TASK GOAL >> Repeat the material exactly, leaving nothing out.

INFORMATION PROVIDED >>
════════════════
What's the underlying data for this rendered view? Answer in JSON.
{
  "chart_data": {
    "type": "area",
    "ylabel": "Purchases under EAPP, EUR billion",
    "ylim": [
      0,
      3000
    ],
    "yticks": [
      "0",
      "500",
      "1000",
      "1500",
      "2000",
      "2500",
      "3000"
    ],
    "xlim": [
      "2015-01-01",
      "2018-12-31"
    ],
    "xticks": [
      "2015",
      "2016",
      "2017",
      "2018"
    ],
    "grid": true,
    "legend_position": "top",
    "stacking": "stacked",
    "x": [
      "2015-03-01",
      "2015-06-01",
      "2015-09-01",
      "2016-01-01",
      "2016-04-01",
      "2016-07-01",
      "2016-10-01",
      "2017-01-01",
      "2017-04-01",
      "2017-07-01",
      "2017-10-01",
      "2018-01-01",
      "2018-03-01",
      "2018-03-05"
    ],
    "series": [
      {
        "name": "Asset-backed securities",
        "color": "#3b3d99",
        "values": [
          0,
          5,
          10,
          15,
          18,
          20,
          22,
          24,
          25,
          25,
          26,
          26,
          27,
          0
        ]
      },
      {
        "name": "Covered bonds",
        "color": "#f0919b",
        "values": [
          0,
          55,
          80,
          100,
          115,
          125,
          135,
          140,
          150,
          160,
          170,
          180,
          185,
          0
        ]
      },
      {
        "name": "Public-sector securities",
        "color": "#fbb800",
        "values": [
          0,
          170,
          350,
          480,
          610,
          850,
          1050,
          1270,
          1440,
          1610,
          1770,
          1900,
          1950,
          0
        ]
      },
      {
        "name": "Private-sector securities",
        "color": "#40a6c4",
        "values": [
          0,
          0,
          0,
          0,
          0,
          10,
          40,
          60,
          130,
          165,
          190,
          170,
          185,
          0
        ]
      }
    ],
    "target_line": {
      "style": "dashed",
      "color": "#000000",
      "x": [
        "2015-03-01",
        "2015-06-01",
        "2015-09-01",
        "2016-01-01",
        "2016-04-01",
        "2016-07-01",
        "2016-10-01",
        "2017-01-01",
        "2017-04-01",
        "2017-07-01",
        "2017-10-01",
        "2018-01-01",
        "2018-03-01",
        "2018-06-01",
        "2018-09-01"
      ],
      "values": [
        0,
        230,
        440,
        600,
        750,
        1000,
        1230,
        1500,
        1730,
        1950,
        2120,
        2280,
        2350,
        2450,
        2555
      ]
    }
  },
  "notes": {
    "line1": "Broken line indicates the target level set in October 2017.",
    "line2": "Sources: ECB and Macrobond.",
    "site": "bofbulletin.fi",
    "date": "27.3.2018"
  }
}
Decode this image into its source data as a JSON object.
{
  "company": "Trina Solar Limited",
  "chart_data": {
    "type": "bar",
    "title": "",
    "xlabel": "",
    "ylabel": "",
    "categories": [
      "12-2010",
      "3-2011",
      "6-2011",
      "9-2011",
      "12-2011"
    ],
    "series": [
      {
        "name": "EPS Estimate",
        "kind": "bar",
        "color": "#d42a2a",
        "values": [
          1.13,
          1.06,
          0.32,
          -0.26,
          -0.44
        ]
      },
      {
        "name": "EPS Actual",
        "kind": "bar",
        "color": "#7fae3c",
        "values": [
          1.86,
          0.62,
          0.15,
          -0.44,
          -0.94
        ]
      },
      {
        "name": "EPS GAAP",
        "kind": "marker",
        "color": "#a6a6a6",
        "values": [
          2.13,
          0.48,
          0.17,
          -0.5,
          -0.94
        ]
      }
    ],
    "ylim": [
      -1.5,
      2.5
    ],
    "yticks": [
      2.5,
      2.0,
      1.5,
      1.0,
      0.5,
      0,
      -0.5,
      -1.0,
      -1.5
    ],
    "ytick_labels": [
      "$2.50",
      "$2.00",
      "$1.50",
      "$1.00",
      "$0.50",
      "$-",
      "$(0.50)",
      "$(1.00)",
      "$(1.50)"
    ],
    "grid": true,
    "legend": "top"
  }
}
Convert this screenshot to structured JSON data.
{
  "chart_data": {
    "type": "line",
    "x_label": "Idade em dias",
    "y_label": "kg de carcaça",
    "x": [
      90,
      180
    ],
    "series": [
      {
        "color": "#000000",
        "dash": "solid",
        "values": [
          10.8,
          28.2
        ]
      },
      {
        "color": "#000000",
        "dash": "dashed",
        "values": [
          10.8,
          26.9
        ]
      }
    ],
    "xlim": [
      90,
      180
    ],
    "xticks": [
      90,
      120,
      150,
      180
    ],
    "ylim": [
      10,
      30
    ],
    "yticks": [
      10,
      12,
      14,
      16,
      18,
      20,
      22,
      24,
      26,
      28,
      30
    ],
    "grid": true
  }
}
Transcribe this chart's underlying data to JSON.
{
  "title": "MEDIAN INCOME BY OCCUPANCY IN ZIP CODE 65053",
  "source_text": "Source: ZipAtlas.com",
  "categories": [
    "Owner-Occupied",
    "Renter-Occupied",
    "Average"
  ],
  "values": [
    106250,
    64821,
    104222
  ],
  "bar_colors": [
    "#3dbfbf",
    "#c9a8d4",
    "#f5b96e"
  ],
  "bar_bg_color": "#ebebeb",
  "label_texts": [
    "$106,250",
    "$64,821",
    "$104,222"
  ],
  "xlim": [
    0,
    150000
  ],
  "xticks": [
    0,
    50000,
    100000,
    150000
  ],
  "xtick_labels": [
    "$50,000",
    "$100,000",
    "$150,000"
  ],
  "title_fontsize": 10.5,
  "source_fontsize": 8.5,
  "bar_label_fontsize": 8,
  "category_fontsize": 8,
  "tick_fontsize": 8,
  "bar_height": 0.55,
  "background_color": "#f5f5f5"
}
════════════════
THE OUTPUT >>
What's the underlying data for this rendered view? Answer in JSON.
{
  "chart_data": {
    "type": "area",
    "ylabel": "Purchases under EAPP, EUR billion",
    "ylim": [
      0,
      3000
    ],
    "yticks": [
      "0",
      "500",
      "1000",
      "1500",
      "2000",
      "2500",
      "3000"
    ],
    "xlim": [
      "2015-01-01",
      "2018-12-31"
    ],
    "xticks": [
      "2015",
      "2016",
      "2017",
      "2018"
    ],
    "grid": true,
    "legend_position": "top",
    "stacking": "stacked",
    "x": [
      "2015-03-01",
      "2015-06-01",
      "2015-09-01",
      "2016-01-01",
      "2016-04-01",
      "2016-07-01",
      "2016-10-01",
      "2017-01-01",
      "2017-04-01",
      "2017-07-01",
      "2017-10-01",
      "2018-01-01",
      "2018-03-01",
      "2018-03-05"
    ],
    "series": [
      {
        "name": "Asset-backed securities",
        "color": "#3b3d99",
        "values": [
          0,
          5,
          10,
          15,
          18,
          20,
          22,
          24,
          25,
          25,
          26,
          26,
          27,
          0
        ]
      },
      {
        "name": "Covered bonds",
        "color": "#f0919b",
        "values": [
          0,
          55,
          80,
          100,
          115,
          125,
          135,
          140,
          150,
          160,
          170,
          180,
          185,
          0
        ]
      },
      {
        "name": "Public-sector securities",
        "color": "#fbb800",
        "values": [
          0,
          170,
          350,
          480,
          610,
          850,
          1050,
          1270,
          1440,
          1610,
          1770,
          1900,
          1950,
          0
        ]
      },
      {
        "name": "Private-sector securities",
        "color": "#40a6c4",
        "values": [
          0,
          0,
          0,
          0,
          0,
          10,
          40,
          60,
          130,
          165,
          190,
          170,
          185,
          0
        ]
      }
    ],
    "target_line": {
      "style": "dashed",
      "color": "#000000",
      "x": [
        "2015-03-01",
        "2015-06-01",
        "2015-09-01",
        "2016-01-01",
        "2016-04-01",
        "2016-07-01",
        "2016-10-01",
        "2017-01-01",
        "2017-04-01",
        "2017-07-01",
        "2017-10-01",
        "2018-01-01",
        "2018-03-01",
        "2018-06-01",
        "2018-09-01"
      ],
      "values": [
        0,
        230,
        440,
        600,
        750,
        1000,
        1230,
        1500,
        1730,
        1950,
        2120,
        2280,
        2350,
        2450,
        2555
      ]
    }
  },
  "notes": {
    "line1": "Broken line indicates the target level set in October 2017.",
    "line2": "Sources: ECB and Macrobond.",
    "site": "bofbulletin.fi",
    "date": "27.3.2018"
  }
}
Decode this image into its source data as a JSON object.
{
  "company": "Trina Solar Limited",
  "chart_data": {
    "type": "bar",
    "title": "",
    "xlabel": "",
    "ylabel": "",
    "categories": [
      "12-2010",
      "3-2011",
      "6-2011",
      "9-2011",
      "12-2011"
    ],
    "series": [
      {
        "name": "EPS Estimate",
        "kind": "bar",
        "color": "#d42a2a",
        "values": [
          1.13,
          1.06,
          0.32,
          -0.26,
          -0.44
        ]
      },
      {
        "name": "EPS Actual",
        "kind": "bar",
        "color": "#7fae3c",
        "values": [
          1.86,
          0.62,
          0.15,
          -0.44,
          -0.94
        ]
      },
      {
        "name": "EPS GAAP",
        "kind": "marker",
        "color": "#a6a6a6",
        "values": [
          2.13,
          0.48,
          0.17,
          -0.5,
          -0.94
        ]
      }
    ],
    "ylim": [
      -1.5,
      2.5
    ],
    "yticks": [
      2.5,
      2.0,
      1.5,
      1.0,
      0.5,
      0,
      -0.5,
      -1.0,
      -1.5
    ],
    "ytick_labels": [
      "$2.50",
      "$2.00",
      "$1.50",
      "$1.00",
      "$0.50",
      "$-",
      "$(0.50)",
      "$(1.00)",
      "$(1.50)"
    ],
    "grid": true,
    "legend": "top"
  }
}
Convert this screenshot to structured JSON data.
{
  "chart_data": {
    "type": "line",
    "x_label": "Idade em dias",
    "y_label": "kg de carcaça",
    "x": [
      90,
      180
    ],
    "series": [
      {
        "color": "#000000",
        "dash": "solid",
        "values": [
          10.8,
          28.2
        ]
      },
      {
        "color": "#000000",
        "dash": "dashed",
        "values": [
          10.8,
          26.9
        ]
      }
    ],
    "xlim": [
      90,
      180
    ],
    "xticks": [
      90,
      120,
      150,
      180
    ],
    "ylim": [
      10,
      30
    ],
    "yticks": [
      10,
      12,
      14,
      16,
      18,
      20,
      22,
      24,
      26,
      28,
      30
    ],
    "grid": true
  }
}
Transcribe this chart's underlying data to JSON.
{
  "title": "MEDIAN INCOME BY OCCUPANCY IN ZIP CODE 65053",
  "source_text": "Source: ZipAtlas.com",
  "categories": [
    "Owner-Occupied",
    "Renter-Occupied",
    "Average"
  ],
  "values": [
    106250,
    64821,
    104222
  ],
  "bar_colors": [
    "#3dbfbf",
    "#c9a8d4",
    "#f5b96e"
  ],
  "bar_bg_color": "#ebebeb",
  "label_texts": [
    "$106,250",
    "$64,821",
    "$104,222"
  ],
  "xlim": [
    0,
    150000
  ],
  "xticks": [
    0,
    50000,
    100000,
    150000
  ],
  "xtick_labels": [
    "$50,000",
    "$100,000",
    "$150,000"
  ],
  "title_fontsize": 10.5,
  "source_fontsize": 8.5,
  "bar_label_fontsize": 8,
  "category_fontsize": 8,
  "tick_fontsize": 8,
  "bar_height": 0.55,
  "background_color": "#f5f5f5"
}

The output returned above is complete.